[TASK DIRECTIONS]: From the listing below, pull out all lines with "maturazione" in them.

(Saved entries)
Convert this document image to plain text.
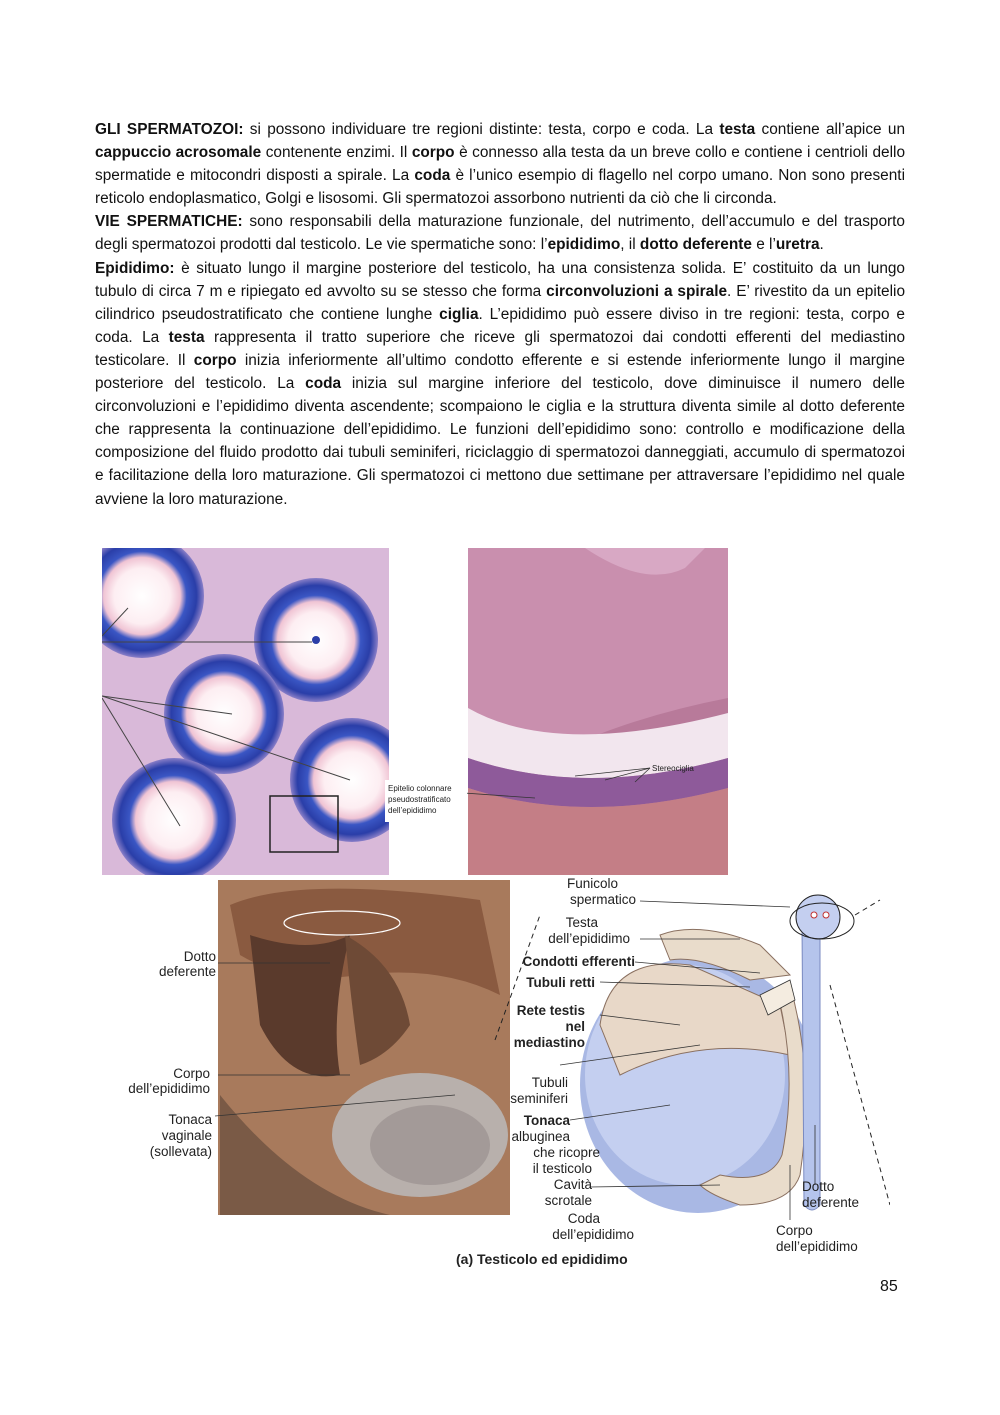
GLI SPERMATOZOI: si possono individuare tre regioni distinte: testa, corpo e coda. La testa contiene all’apice un cappuccio acrosomale contenente enzimi. Il corpo è connesso alla testa da un breve collo e contiene i centrioli dello spermatide e mitocondri disposti a spirale. La coda è l’unico esempio di flagello nel corpo umano. Non sono presenti reticolo endoplasmatico, Golgi e lisosomi. Gli spermatozoi assorbono nutrienti da ciò che li circonda.

VIE SPERMATICHE: sono responsabili della maturazione funzionale, del nutrimento, dell’accumulo e del trasporto degli spermatozoi prodotti dal testicolo. Le vie spermatiche sono: l’epididimo, il dotto deferente e l’uretra.

Epididimo: è situato lungo il margine posteriore del testicolo, ha una consistenza solida. E’ costituito da un lungo tubulo di circa 7 m e ripiegato ed avvolto su se stesso che forma circonvoluzioni a spirale. E’ rivestito da un epitelio cilindrico pseudostratificato che contiene lunghe ciglia. L’epididimo può essere diviso in tre regioni: testa, corpo e coda. La testa rappresenta il tratto superiore che riceve gli spermatozoi dai condotti efferenti del mediastino testicolare. Il corpo inizia inferiormente all’ultimo condotto efferente e si estende inferiormente lungo il margine posteriore del testicolo. La coda inizia sul margine inferiore del testicolo, dove diminuisce il numero delle circonvoluzioni e l’epididimo diventa ascendente; scompaiono le ciglia e la struttura diventa simile al dotto deferente che rappresenta la continuazione dell’epididimo. Le funzioni dell’epididimo sono: controllo e modificazione della composizione del fluido prodotto dai tubuli seminiferi, riciclaggio di spermatozoi danneggiati, accumulo di spermatozoi e facilitazione della loro maturazione. Gli spermatozoi ci mettono due settimane per attraversare l’epididimo nel quale avviene la loro maturazione.

Stereociglia
Epitelio colonnare
pseudostratificato
dell’epididimo
Dotto
deferente
Corpo
dell’epididimo
Tonaca
vaginale
(sollevata)
Funicolo
spermatico
Testa
dell’epididimo
Condotti efferenti
Tubuli retti
Rete testis
nel
mediastino
Tubuli
seminiferi
Tonaca
albuginea
che ricopre
il testicolo
Cavità
scrotale
Coda
dell’epididimo
Dotto
deferente
Corpo
dell’epididimo
(a) Testicolo ed epididimo
85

[WRITTEN SOLUTION]:
VIE SPERMATICHE: sono responsabili della maturazione funzionale, del nutrimento, dell’accumulo e del trasporto degli spermatozoi prodotti dal testicolo. Le vie spermatiche sono: l’epididimo, il dotto deferente e l’uretra.
Epididimo: è situato lungo il margine posteriore del testicolo, ha una consistenza solida. E’ costituito da un lungo tubulo di circa 7 m e ripiegato ed avvolto su se stesso che forma circonvoluzioni a spirale. E’ rivestito da un epitelio cilindrico pseudostratificato che contiene lunghe ciglia. L’epididimo può essere diviso in tre regioni: testa, corpo e coda. La testa rappresenta il tratto superiore che riceve gli spermatozoi dai condotti efferenti del mediastino testicolare. Il corpo inizia inferiormente all’ultimo condotto efferente e si estende inferiormente lungo il margine posteriore del testicolo. La coda inizia sul margine inferiore del testicolo, dove diminuisce il numero delle circonvoluzioni e l’epididimo diventa ascendente; scompaiono le ciglia e la struttura diventa simile al dotto deferente che rappresenta la continuazione dell’epididimo. Le funzioni dell’epididimo sono: controllo e modificazione della composizione del fluido prodotto dai tubuli seminiferi, riciclaggio di spermatozoi danneggiati, accumulo di spermatozoi e facilitazione della loro maturazione. Gli spermatozoi ci mettono due settimane per attraversare l’epididimo nel quale avviene la loro maturazione.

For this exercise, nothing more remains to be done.